- _Raw records_:
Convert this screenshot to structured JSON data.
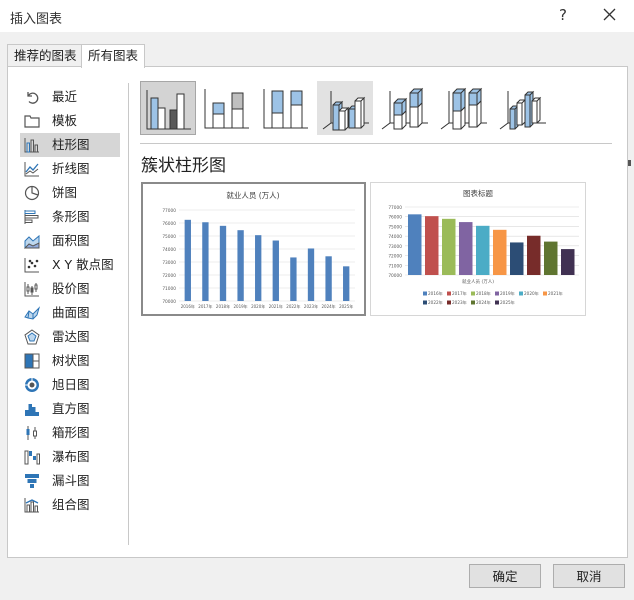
{
  "window": {
    "title": "插入图表",
    "help": "?"
  },
  "tabs": [
    {
      "label": "推荐的图表"
    },
    {
      "label": "所有图表"
    }
  ],
  "categories": [
    {
      "label": "最近",
      "icon": "undo-icon"
    },
    {
      "label": "模板",
      "icon": "folder-icon"
    },
    {
      "label": "柱形图",
      "icon": "column-chart-icon",
      "selected": true
    },
    {
      "label": "折线图",
      "icon": "line-chart-icon"
    },
    {
      "label": "饼图",
      "icon": "pie-chart-icon"
    },
    {
      "label": "条形图",
      "icon": "bar-chart-icon"
    },
    {
      "label": "面积图",
      "icon": "area-chart-icon"
    },
    {
      "label": "X Y 散点图",
      "icon": "scatter-chart-icon"
    },
    {
      "label": "股价图",
      "icon": "stock-chart-icon"
    },
    {
      "label": "曲面图",
      "icon": "surface-chart-icon"
    },
    {
      "label": "雷达图",
      "icon": "radar-chart-icon"
    },
    {
      "label": "树状图",
      "icon": "treemap-icon"
    },
    {
      "label": "旭日图",
      "icon": "sunburst-icon"
    },
    {
      "label": "直方图",
      "icon": "histogram-icon"
    },
    {
      "label": "箱形图",
      "icon": "box-whisker-icon"
    },
    {
      "label": "瀑布图",
      "icon": "waterfall-icon"
    },
    {
      "label": "漏斗图",
      "icon": "funnel-icon"
    },
    {
      "label": "组合图",
      "icon": "combo-chart-icon"
    }
  ],
  "subtypes": [
    {
      "icon": "clustered-column-icon",
      "selected": true
    },
    {
      "icon": "stacked-column-icon"
    },
    {
      "icon": "100-stacked-column-icon"
    },
    {
      "icon": "3d-clustered-column-icon",
      "hover": true
    },
    {
      "icon": "3d-stacked-column-icon"
    },
    {
      "icon": "3d-100-stacked-column-icon"
    },
    {
      "icon": "3d-column-icon"
    }
  ],
  "heading": "簇状柱形图",
  "colors": {
    "series_blue": "#4f81bd",
    "palette": [
      "#4f81bd",
      "#c0504d",
      "#9bbb59",
      "#8064a2",
      "#4bacc6",
      "#f79646",
      "#2c4d75",
      "#772c2a",
      "#5f7530",
      "#403152"
    ]
  },
  "chart_data": [
    {
      "type": "bar",
      "title": "就业人员 (万人)",
      "categories": [
        "2016年",
        "2017年",
        "2018年",
        "2019年",
        "2020年",
        "2021年",
        "2022年",
        "2023年",
        "2024年",
        "2025年"
      ],
      "values": [
        76245,
        76058,
        75782,
        75447,
        75064,
        74652,
        73351,
        74041,
        73439,
        72667
      ],
      "y_ticks": [
        "77000",
        "76000",
        "75000",
        "74000",
        "73000",
        "72000",
        "71000",
        "70000"
      ],
      "ylim": [
        70000,
        77000
      ],
      "grid": true
    },
    {
      "type": "bar",
      "title": "图表标题",
      "xlabel": "就业人员 (万人)",
      "series": [
        {
          "name": "2016年",
          "values": [
            76245
          ]
        },
        {
          "name": "2017年",
          "values": [
            76058
          ]
        },
        {
          "name": "2018年",
          "values": [
            75782
          ]
        },
        {
          "name": "2019年",
          "values": [
            75447
          ]
        },
        {
          "name": "2020年",
          "values": [
            75064
          ]
        },
        {
          "name": "2021年",
          "values": [
            74652
          ]
        },
        {
          "name": "2022年",
          "values": [
            73351
          ]
        },
        {
          "name": "2023年",
          "values": [
            74041
          ]
        },
        {
          "name": "2024年",
          "values": [
            73439
          ]
        },
        {
          "name": "2025年",
          "values": [
            72667
          ]
        }
      ],
      "y_ticks": [
        "77000",
        "76000",
        "75000",
        "74000",
        "73000",
        "72000",
        "71000",
        "70000"
      ],
      "ylim": [
        70000,
        77000
      ],
      "legend": "bottom",
      "grid": true
    }
  ],
  "buttons": {
    "ok": "确定",
    "cancel": "取消"
  }
}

- _Task prompt_: Take every line from the data above that holds "stacked" and copy it out.

- _Output of the exercise_:
      "icon": "stacked-column-icon"
      "icon": "100-stacked-column-icon"
      "icon": "3d-stacked-column-icon"
      "icon": "3d-100-stacked-column-icon"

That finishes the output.